Collected data entries:
_ _ _ _ _ _ _

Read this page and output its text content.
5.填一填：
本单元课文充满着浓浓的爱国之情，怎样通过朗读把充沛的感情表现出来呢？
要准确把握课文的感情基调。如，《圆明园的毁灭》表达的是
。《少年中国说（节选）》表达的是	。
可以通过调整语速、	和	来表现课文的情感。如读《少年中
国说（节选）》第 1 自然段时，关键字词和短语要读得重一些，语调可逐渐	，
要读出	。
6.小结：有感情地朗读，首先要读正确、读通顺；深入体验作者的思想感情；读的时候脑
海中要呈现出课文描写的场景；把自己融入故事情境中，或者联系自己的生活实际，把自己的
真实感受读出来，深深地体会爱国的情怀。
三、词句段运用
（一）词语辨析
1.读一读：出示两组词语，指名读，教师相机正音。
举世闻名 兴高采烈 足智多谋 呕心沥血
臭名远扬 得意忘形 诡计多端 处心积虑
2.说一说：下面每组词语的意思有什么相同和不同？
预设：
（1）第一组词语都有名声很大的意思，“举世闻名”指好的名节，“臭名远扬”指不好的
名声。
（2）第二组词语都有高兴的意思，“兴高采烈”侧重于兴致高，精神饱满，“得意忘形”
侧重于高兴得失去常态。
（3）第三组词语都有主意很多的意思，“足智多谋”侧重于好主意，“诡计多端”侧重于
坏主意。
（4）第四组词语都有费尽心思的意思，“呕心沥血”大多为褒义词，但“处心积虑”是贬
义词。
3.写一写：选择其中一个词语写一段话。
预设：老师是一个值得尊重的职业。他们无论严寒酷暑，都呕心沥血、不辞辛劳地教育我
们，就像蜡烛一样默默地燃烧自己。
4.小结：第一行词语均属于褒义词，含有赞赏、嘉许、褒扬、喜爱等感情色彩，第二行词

_ _ _ _ _ _ _

Task statement - Write out every record shown above, word for word.

Written response -
Read this page and output its text content.
5.填一填：
本单元课文充满着浓浓的爱国之情，怎样通过朗读把充沛的感情表现出来呢？
要准确把握课文的感情基调。如，《圆明园的毁灭》表达的是
。《少年中国说（节选）》表达的是	。
可以通过调整语速、	和	来表现课文的情感。如读《少年中
国说（节选）》第 1 自然段时，关键字词和短语要读得重一些，语调可逐渐	，
要读出	。
6.小结：有感情地朗读，首先要读正确、读通顺；深入体验作者的思想感情；读的时候脑
海中要呈现出课文描写的场景；把自己融入故事情境中，或者联系自己的生活实际，把自己的
真实感受读出来，深深地体会爱国的情怀。
三、词句段运用
（一）词语辨析
1.读一读：出示两组词语，指名读，教师相机正音。
举世闻名 兴高采烈 足智多谋 呕心沥血
臭名远扬 得意忘形 诡计多端 处心积虑
2.说一说：下面每组词语的意思有什么相同和不同？
预设：
（1）第一组词语都有名声很大的意思，“举世闻名”指好的名节，“臭名远扬”指不好的
名声。
（2）第二组词语都有高兴的意思，“兴高采烈”侧重于兴致高，精神饱满，“得意忘形”
侧重于高兴得失去常态。
（3）第三组词语都有主意很多的意思，“足智多谋”侧重于好主意，“诡计多端”侧重于
坏主意。
（4）第四组词语都有费尽心思的意思，“呕心沥血”大多为褒义词，但“处心积虑”是贬
义词。
3.写一写：选择其中一个词语写一段话。
预设：老师是一个值得尊重的职业。他们无论严寒酷暑，都呕心沥血、不辞辛劳地教育我
们，就像蜡烛一样默默地燃烧自己。
4.小结：第一行词语均属于褒义词，含有赞赏、嘉许、褒扬、喜爱等感情色彩，第二行词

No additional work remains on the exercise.